Work to complete>
Gather each line containing the string "tissue" from these entries.

---- Available data

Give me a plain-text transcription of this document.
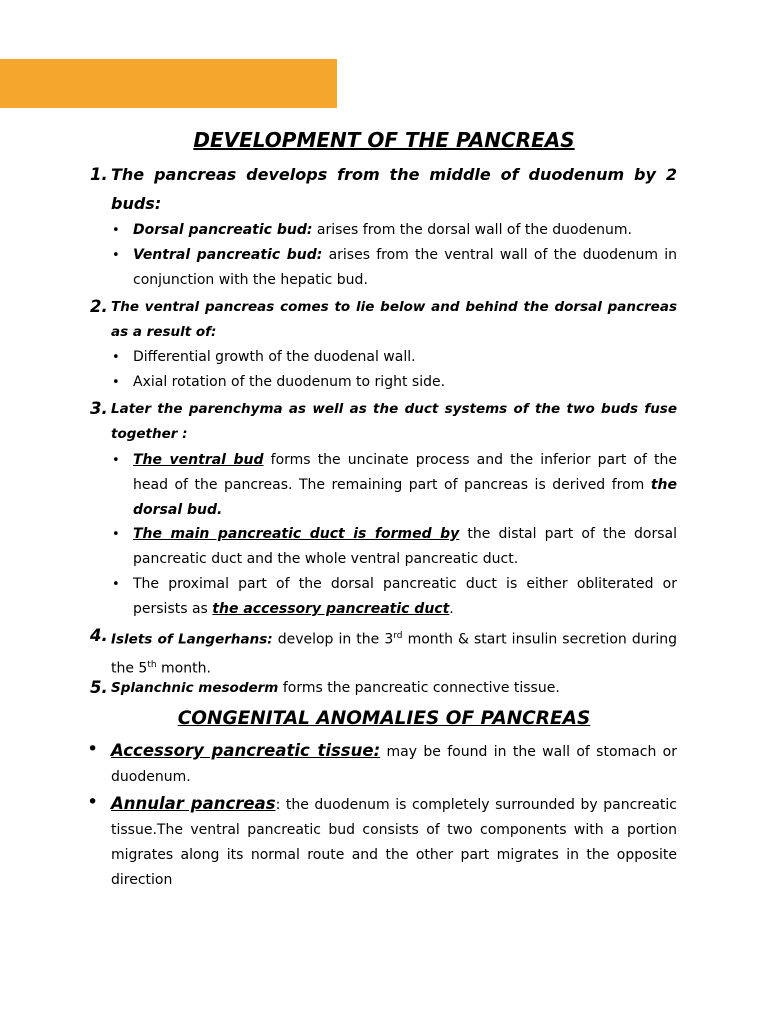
DEVELOPMENT OF THE PANCREAS
1. The pancreas develops from the middle of duodenum by 2 buds:
• Dorsal pancreatic bud: arises from the dorsal wall of the duodenum.
• Ventral pancreatic bud: arises from the ventral wall of the duodenum in conjunction with the hepatic bud.
2. The ventral pancreas comes to lie below and behind the dorsal pancreas as a result of:
• Differential growth of the duodenal wall.
• Axial rotation of the duodenum to right side.
3. Later the parenchyma as well as the duct systems of the two buds fuse together :
• The ventral bud forms the uncinate process and the inferior part of the head of the pancreas. The remaining part of pancreas is derived from the dorsal bud.
• The main pancreatic duct is formed by the distal part of the dorsal pancreatic duct and the whole ventral pancreatic duct.
• The proximal part of the dorsal pancreatic duct is either obliterated or persists as the accessory pancreatic duct.
4. Islets of Langerhans: develop in the 3rd month & start insulin secretion during the 5th month.
5. Splanchnic mesoderm forms the pancreatic connective tissue.
CONGENITAL ANOMALIES OF PANCREAS
• Accessory pancreatic tissue: may be found in the wall of stomach or duodenum.
• Annular pancreas: the duodenum is completely surrounded by pancreatic tissue.The ventral pancreatic bud consists of two components with a portion migrates along its normal route and the other part migrates in the opposite direction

--------

Task response>
5. Splanchnic mesoderm forms the pancreatic connective tissue.
• Accessory pancreatic tissue: may be found in the wall of stomach or duodenum.
• Annular pancreas: the duodenum is completely surrounded by pancreatic tissue.The ventral pancreatic bud consists of two components with a portion migrates along its normal route and the other part migrates in the opposite direction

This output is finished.